Dataset records on visual material:

== == ==

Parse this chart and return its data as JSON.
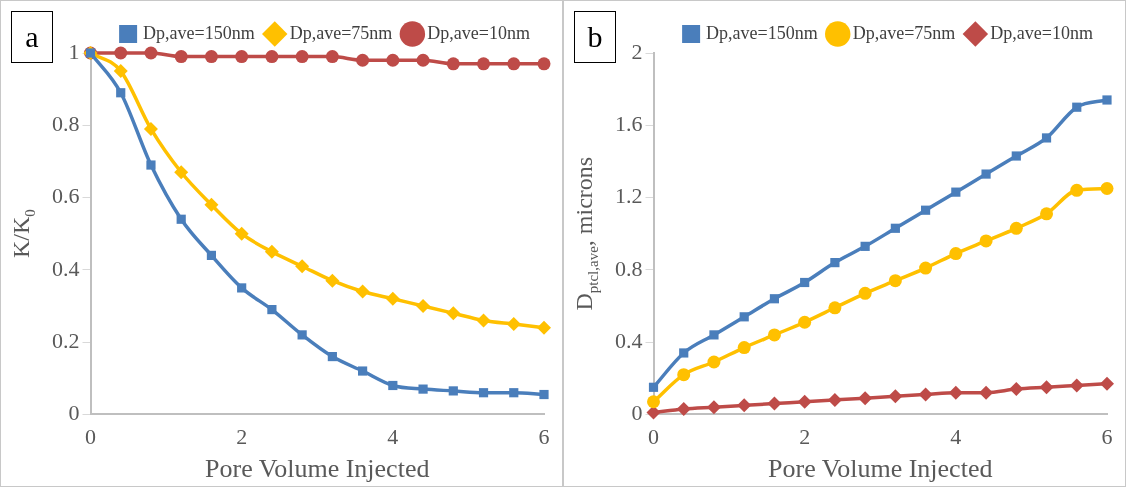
{
  "chart_data": [
    {
      "type": "line",
      "annotations": [
        "a"
      ],
      "xlabel": "Pore Volume Injected",
      "ylabel": "K/K$_{0}$",
      "x": [
        0,
        0.4,
        0.8,
        1.2,
        1.6,
        2,
        2.4,
        2.8,
        3.2,
        3.6,
        4,
        4.4,
        4.8,
        5.2,
        5.6,
        6
      ],
      "series": [
        {
          "name": "Dp,ave=150nm",
          "color": "#4a7ebb",
          "marker": "square",
          "values": [
            1,
            0.89,
            0.69,
            0.54,
            0.44,
            0.35,
            0.29,
            0.22,
            0.16,
            0.12,
            0.08,
            0.07,
            0.065,
            0.06,
            0.06,
            0.055
          ]
        },
        {
          "name": "Dp,ave=75nm",
          "color": "#ffc000",
          "marker": "diamond",
          "values": [
            1,
            0.95,
            0.79,
            0.67,
            0.58,
            0.5,
            0.45,
            0.41,
            0.37,
            0.34,
            0.32,
            0.3,
            0.28,
            0.26,
            0.25,
            0.24
          ]
        },
        {
          "name": "Dp,ave=10nm",
          "color": "#be4b48",
          "marker": "circle",
          "values": [
            1,
            1,
            1,
            0.99,
            0.99,
            0.99,
            0.99,
            0.99,
            0.99,
            0.98,
            0.98,
            0.98,
            0.97,
            0.97,
            0.97,
            0.97
          ]
        }
      ],
      "xlim": [
        0,
        6
      ],
      "xticks": [
        0,
        2,
        4,
        6
      ],
      "ylim": [
        0,
        1
      ],
      "yticks": [
        0,
        0.2,
        0.4,
        0.6,
        0.8,
        1
      ],
      "legend": "top",
      "grid": false
    },
    {
      "type": "line",
      "annotations": [
        "b"
      ],
      "xlabel": "Pore Volume Injected",
      "ylabel": "D$_{ptcl,ave}$, microns",
      "x": [
        0,
        0.4,
        0.8,
        1.2,
        1.6,
        2,
        2.4,
        2.8,
        3.2,
        3.6,
        4,
        4.4,
        4.8,
        5.2,
        5.6,
        6
      ],
      "series": [
        {
          "name": "Dp,ave=150nm",
          "color": "#4a7ebb",
          "marker": "square",
          "values": [
            0.15,
            0.34,
            0.44,
            0.54,
            0.64,
            0.73,
            0.84,
            0.93,
            1.03,
            1.13,
            1.23,
            1.33,
            1.43,
            1.53,
            1.7,
            1.74
          ]
        },
        {
          "name": "Dp,ave=75nm",
          "color": "#ffc000",
          "marker": "circle",
          "values": [
            0.07,
            0.22,
            0.29,
            0.37,
            0.44,
            0.51,
            0.59,
            0.67,
            0.74,
            0.81,
            0.89,
            0.96,
            1.03,
            1.11,
            1.24,
            1.25
          ]
        },
        {
          "name": "Dp,ave=10nm",
          "color": "#be4b48",
          "marker": "diamond",
          "values": [
            0.01,
            0.03,
            0.04,
            0.05,
            0.06,
            0.07,
            0.08,
            0.09,
            0.1,
            0.11,
            0.12,
            0.12,
            0.14,
            0.15,
            0.16,
            0.17
          ]
        }
      ],
      "xlim": [
        0,
        6
      ],
      "xticks": [
        0,
        2,
        4,
        6
      ],
      "ylim": [
        0,
        2
      ],
      "yticks": [
        0,
        0.4,
        0.8,
        1.2,
        1.6,
        2
      ],
      "legend": "top",
      "grid": false
    }
  ]
}
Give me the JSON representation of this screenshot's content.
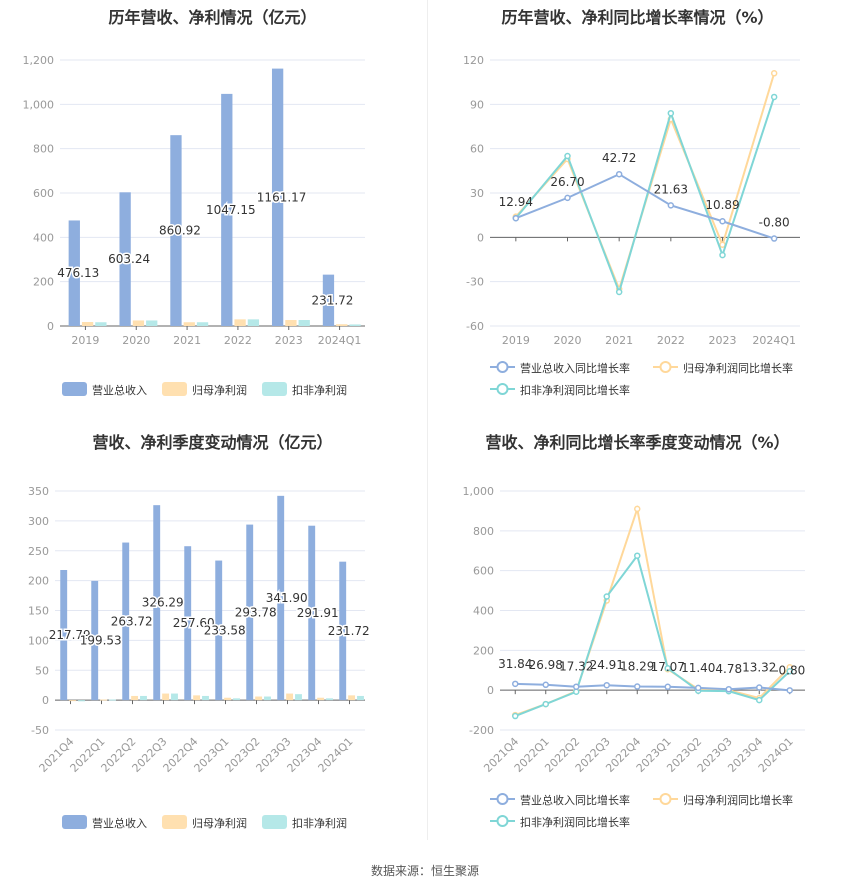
{
  "colors": {
    "revenue": "#8eaede",
    "net": "#ffe0b0",
    "deducted": "#b5e8e8",
    "net_line": "#ffd89a",
    "deducted_line": "#7fd6d6",
    "rev_line": "#8eaede"
  },
  "source": "数据来源：恒生聚源",
  "chart_data": [
    {
      "type": "bar",
      "title": "历年营收、净利情况（亿元）",
      "categories": [
        "2019",
        "2020",
        "2021",
        "2022",
        "2023",
        "2024Q1"
      ],
      "ylim": [
        0,
        1200
      ],
      "yticks": [
        0,
        200,
        400,
        600,
        800,
        1000,
        1200
      ],
      "yticklabels": [
        "0",
        "200",
        "400",
        "600",
        "800",
        "1,000",
        "1,200"
      ],
      "series": [
        {
          "name": "营业总收入",
          "values": [
            476.13,
            603.24,
            860.92,
            1047.15,
            1161.17,
            231.72
          ],
          "labels": [
            "476.13",
            "603.24",
            "860.92",
            "1047.15",
            "1161.17",
            "231.72"
          ]
        },
        {
          "name": "归母净利润",
          "values": [
            18,
            25,
            17,
            30,
            27,
            8
          ]
        },
        {
          "name": "扣非净利润",
          "values": [
            17,
            25,
            17,
            30,
            27,
            7
          ]
        }
      ],
      "legend": "bottom"
    },
    {
      "type": "line",
      "title": "历年营收、净利同比增长率情况（%）",
      "categories": [
        "2019",
        "2020",
        "2021",
        "2022",
        "2023",
        "2024Q1"
      ],
      "ylim": [
        -60,
        120
      ],
      "yticks": [
        -60,
        -30,
        0,
        30,
        60,
        90,
        120
      ],
      "yticklabels": [
        "-60",
        "-30",
        "0",
        "30",
        "60",
        "90",
        "120"
      ],
      "series": [
        {
          "name": "营业总收入同比增长率",
          "values": [
            12.94,
            26.7,
            42.72,
            21.63,
            10.89,
            -0.8
          ],
          "labels": [
            "12.94",
            "26.70",
            "42.72",
            "21.63",
            "10.89",
            "-0.80"
          ]
        },
        {
          "name": "归母净利润同比增长率",
          "values": [
            14,
            53,
            -35,
            80,
            -5,
            111
          ]
        },
        {
          "name": "扣非净利润同比增长率",
          "values": [
            13,
            55,
            -37,
            84,
            -12,
            95
          ]
        }
      ],
      "legend": "bottom"
    },
    {
      "type": "bar",
      "title": "营收、净利季度变动情况（亿元）",
      "categories": [
        "2021Q4",
        "2022Q1",
        "2022Q2",
        "2022Q3",
        "2022Q4",
        "2023Q1",
        "2023Q2",
        "2023Q3",
        "2023Q4",
        "2024Q1"
      ],
      "ylim": [
        -50,
        350
      ],
      "yticks": [
        -50,
        0,
        50,
        100,
        150,
        200,
        250,
        300,
        350
      ],
      "yticklabels": [
        "-50",
        "0",
        "50",
        "100",
        "150",
        "200",
        "250",
        "300",
        "350"
      ],
      "series": [
        {
          "name": "营业总收入",
          "values": [
            217.79,
            199.53,
            263.72,
            326.29,
            257.6,
            233.58,
            293.78,
            341.9,
            291.91,
            231.72
          ],
          "labels": [
            "217.79",
            "199.53",
            "263.72",
            "326.29",
            "257.60",
            "233.58",
            "293.78",
            "341.90",
            "291.91",
            "231.72"
          ]
        },
        {
          "name": "归母净利润",
          "values": [
            -1,
            1,
            7,
            11,
            8,
            4,
            6,
            11,
            4,
            8
          ]
        },
        {
          "name": "扣非净利润",
          "values": [
            -2,
            1,
            7,
            11,
            7,
            3,
            6,
            10,
            3,
            7
          ]
        }
      ],
      "legend": "bottom"
    },
    {
      "type": "line",
      "title": "营收、净利同比增长率季度变动情况（%）",
      "categories": [
        "2021Q4",
        "2022Q1",
        "2022Q2",
        "2022Q3",
        "2022Q4",
        "2023Q1",
        "2023Q2",
        "2023Q3",
        "2023Q4",
        "2024Q1"
      ],
      "ylim": [
        -200,
        1000
      ],
      "yticks": [
        -200,
        0,
        200,
        400,
        600,
        800,
        1000
      ],
      "yticklabels": [
        "-200",
        "0",
        "200",
        "400",
        "600",
        "800",
        "1,000"
      ],
      "series": [
        {
          "name": "营业总收入同比增长率",
          "values": [
            31.84,
            26.98,
            17.32,
            24.91,
            18.29,
            17.07,
            11.4,
            4.78,
            13.32,
            -0.8
          ],
          "labels": [
            "31.84",
            "26.98",
            "17.32",
            "24.91",
            "18.29",
            "17.07",
            "11.40",
            "4.78",
            "13.32",
            "-0.80"
          ]
        },
        {
          "name": "归母净利润同比增长率",
          "values": [
            -125,
            -70,
            -5,
            450,
            910,
            105,
            5,
            0,
            -40,
            115
          ]
        },
        {
          "name": "扣非净利润同比增长率",
          "values": [
            -130,
            -70,
            -8,
            470,
            675,
            110,
            -3,
            -5,
            -50,
            95
          ]
        }
      ],
      "legend": "bottom"
    }
  ]
}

== == ==

__Problem to solve__: Determine how many lines include the string "title". Give no answer but the number.

__Complete answer__: 4